ITEMS =>
▬▬▬▬▬▬
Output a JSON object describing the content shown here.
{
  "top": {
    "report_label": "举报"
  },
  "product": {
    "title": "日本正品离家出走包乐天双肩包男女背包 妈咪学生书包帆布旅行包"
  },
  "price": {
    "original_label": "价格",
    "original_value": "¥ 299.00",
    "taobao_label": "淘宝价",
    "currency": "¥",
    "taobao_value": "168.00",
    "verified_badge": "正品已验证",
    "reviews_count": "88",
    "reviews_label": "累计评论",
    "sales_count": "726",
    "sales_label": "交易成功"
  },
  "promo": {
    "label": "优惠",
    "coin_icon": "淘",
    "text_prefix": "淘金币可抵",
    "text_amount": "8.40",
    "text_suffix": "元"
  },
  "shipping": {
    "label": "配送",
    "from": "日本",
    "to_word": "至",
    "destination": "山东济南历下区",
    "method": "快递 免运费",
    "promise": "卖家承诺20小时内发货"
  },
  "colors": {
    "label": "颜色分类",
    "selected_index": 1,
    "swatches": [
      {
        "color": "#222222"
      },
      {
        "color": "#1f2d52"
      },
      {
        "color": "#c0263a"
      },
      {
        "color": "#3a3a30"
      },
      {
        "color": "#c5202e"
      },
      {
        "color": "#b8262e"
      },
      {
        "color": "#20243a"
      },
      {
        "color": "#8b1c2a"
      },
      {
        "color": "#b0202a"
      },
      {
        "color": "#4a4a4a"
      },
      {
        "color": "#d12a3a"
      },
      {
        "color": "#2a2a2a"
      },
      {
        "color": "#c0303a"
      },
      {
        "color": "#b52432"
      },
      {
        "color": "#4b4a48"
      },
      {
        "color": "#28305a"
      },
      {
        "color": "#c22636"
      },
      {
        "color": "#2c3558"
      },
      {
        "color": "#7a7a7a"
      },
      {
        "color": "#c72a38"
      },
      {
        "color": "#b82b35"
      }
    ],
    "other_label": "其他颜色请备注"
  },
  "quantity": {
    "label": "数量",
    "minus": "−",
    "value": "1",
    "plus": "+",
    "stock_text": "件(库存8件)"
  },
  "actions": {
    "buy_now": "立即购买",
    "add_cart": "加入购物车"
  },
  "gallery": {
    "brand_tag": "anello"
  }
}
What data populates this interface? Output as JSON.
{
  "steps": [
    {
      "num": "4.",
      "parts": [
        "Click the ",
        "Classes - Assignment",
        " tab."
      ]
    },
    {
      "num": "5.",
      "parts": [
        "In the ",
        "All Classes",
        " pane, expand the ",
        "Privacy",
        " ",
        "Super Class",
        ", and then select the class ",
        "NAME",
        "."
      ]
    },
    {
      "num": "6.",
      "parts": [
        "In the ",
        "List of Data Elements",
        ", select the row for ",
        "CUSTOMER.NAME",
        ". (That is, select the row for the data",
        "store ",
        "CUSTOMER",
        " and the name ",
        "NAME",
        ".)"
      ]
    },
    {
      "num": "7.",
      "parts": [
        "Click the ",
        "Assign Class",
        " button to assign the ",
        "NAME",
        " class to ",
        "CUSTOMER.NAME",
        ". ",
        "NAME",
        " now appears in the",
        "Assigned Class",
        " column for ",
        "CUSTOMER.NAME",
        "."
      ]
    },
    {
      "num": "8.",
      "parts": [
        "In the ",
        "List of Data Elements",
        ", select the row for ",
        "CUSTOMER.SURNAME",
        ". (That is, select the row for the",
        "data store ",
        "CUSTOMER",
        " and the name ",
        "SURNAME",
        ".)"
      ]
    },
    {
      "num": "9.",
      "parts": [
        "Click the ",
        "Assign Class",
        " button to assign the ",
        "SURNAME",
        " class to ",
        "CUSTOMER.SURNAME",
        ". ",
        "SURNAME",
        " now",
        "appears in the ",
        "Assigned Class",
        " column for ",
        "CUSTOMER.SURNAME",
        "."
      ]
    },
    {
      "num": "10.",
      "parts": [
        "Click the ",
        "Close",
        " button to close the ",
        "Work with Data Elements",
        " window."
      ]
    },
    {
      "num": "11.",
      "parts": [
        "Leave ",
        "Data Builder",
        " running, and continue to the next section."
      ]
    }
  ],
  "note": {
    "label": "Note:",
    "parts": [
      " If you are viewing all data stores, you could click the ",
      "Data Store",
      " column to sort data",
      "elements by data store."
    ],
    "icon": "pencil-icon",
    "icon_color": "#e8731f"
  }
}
▬▬▬▬▬▬
SHORT PROBLEM => Output the data above exactly, please, line for line.

WRITTEN ANSWER =>
Output a JSON object describing the content shown here.
{
  "top": {
    "report_label": "举报"
  },
  "product": {
    "title": "日本正品离家出走包乐天双肩包男女背包 妈咪学生书包帆布旅行包"
  },
  "price": {
    "original_label": "价格",
    "original_value": "¥ 299.00",
    "taobao_label": "淘宝价",
    "currency": "¥",
    "taobao_value": "168.00",
    "verified_badge": "正品已验证",
    "reviews_count": "88",
    "reviews_label": "累计评论",
    "sales_count": "726",
    "sales_label": "交易成功"
  },
  "promo": {
    "label": "优惠",
    "coin_icon": "淘",
    "text_prefix": "淘金币可抵",
    "text_amount": "8.40",
    "text_suffix": "元"
  },
  "shipping": {
    "label": "配送",
    "from": "日本",
    "to_word": "至",
    "destination": "山东济南历下区",
    "method": "快递 免运费",
    "promise": "卖家承诺20小时内发货"
  },
  "colors": {
    "label": "颜色分类",
    "selected_index": 1,
    "swatches": [
      {
        "color": "#222222"
      },
      {
        "color": "#1f2d52"
      },
      {
        "color": "#c0263a"
      },
      {
        "color": "#3a3a30"
      },
      {
        "color": "#c5202e"
      },
      {
        "color": "#b8262e"
      },
      {
        "color": "#20243a"
      },
      {
        "color": "#8b1c2a"
      },
      {
        "color": "#b0202a"
      },
      {
        "color": "#4a4a4a"
      },
      {
        "color": "#d12a3a"
      },
      {
        "color": "#2a2a2a"
      },
      {
        "color": "#c0303a"
      },
      {
        "color": "#b52432"
      },
      {
        "color": "#4b4a48"
      },
      {
        "color": "#28305a"
      },
      {
        "color": "#c22636"
      },
      {
        "color": "#2c3558"
      },
      {
        "color": "#7a7a7a"
      },
      {
        "color": "#c72a38"
      },
      {
        "color": "#b82b35"
      }
    ],
    "other_label": "其他颜色请备注"
  },
  "quantity": {
    "label": "数量",
    "minus": "−",
    "value": "1",
    "plus": "+",
    "stock_text": "件(库存8件)"
  },
  "actions": {
    "buy_now": "立即购买",
    "add_cart": "加入购物车"
  },
  "gallery": {
    "brand_tag": "anello"
  }
}
What data populates this interface? Output as JSON.
{
  "steps": [
    {
      "num": "4.",
      "parts": [
        "Click the ",
        "Classes - Assignment",
        " tab."
      ]
    },
    {
      "num": "5.",
      "parts": [
        "In the ",
        "All Classes",
        " pane, expand the ",
        "Privacy",
        " ",
        "Super Class",
        ", and then select the class ",
        "NAME",
        "."
      ]
    },
    {
      "num": "6.",
      "parts": [
        "In the ",
        "List of Data Elements",
        ", select the row for ",
        "CUSTOMER.NAME",
        ". (That is, select the row for the data",
        "store ",
        "CUSTOMER",
        " and the name ",
        "NAME",
        ".)"
      ]
    },
    {
      "num": "7.",
      "parts": [
        "Click the ",
        "Assign Class",
        " button to assign the ",
        "NAME",
        " class to ",
        "CUSTOMER.NAME",
        ". ",
        "NAME",
        " now appears in the",
        "Assigned Class",
        " column for ",
        "CUSTOMER.NAME",
        "."
      ]
    },
    {
      "num": "8.",
      "parts": [
        "In the ",
        "List of Data Elements",
        ", select the row for ",
        "CUSTOMER.SURNAME",
        ". (That is, select the row for the",
        "data store ",
        "CUSTOMER",
        " and the name ",
        "SURNAME",
        ".)"
      ]
    },
    {
      "num": "9.",
      "parts": [
        "Click the ",
        "Assign Class",
        " button to assign the ",
        "SURNAME",
        " class to ",
        "CUSTOMER.SURNAME",
        ". ",
        "SURNAME",
        " now",
        "appears in the ",
        "Assigned Class",
        " column for ",
        "CUSTOMER.SURNAME",
        "."
      ]
    },
    {
      "num": "10.",
      "parts": [
        "Click the ",
        "Close",
        " button to close the ",
        "Work with Data Elements",
        " window."
      ]
    },
    {
      "num": "11.",
      "parts": [
        "Leave ",
        "Data Builder",
        " running, and continue to the next section."
      ]
    }
  ],
  "note": {
    "label": "Note:",
    "parts": [
      " If you are viewing all data stores, you could click the ",
      "Data Store",
      " column to sort data",
      "elements by data store."
    ],
    "icon": "pencil-icon",
    "icon_color": "#e8731f"
  }
}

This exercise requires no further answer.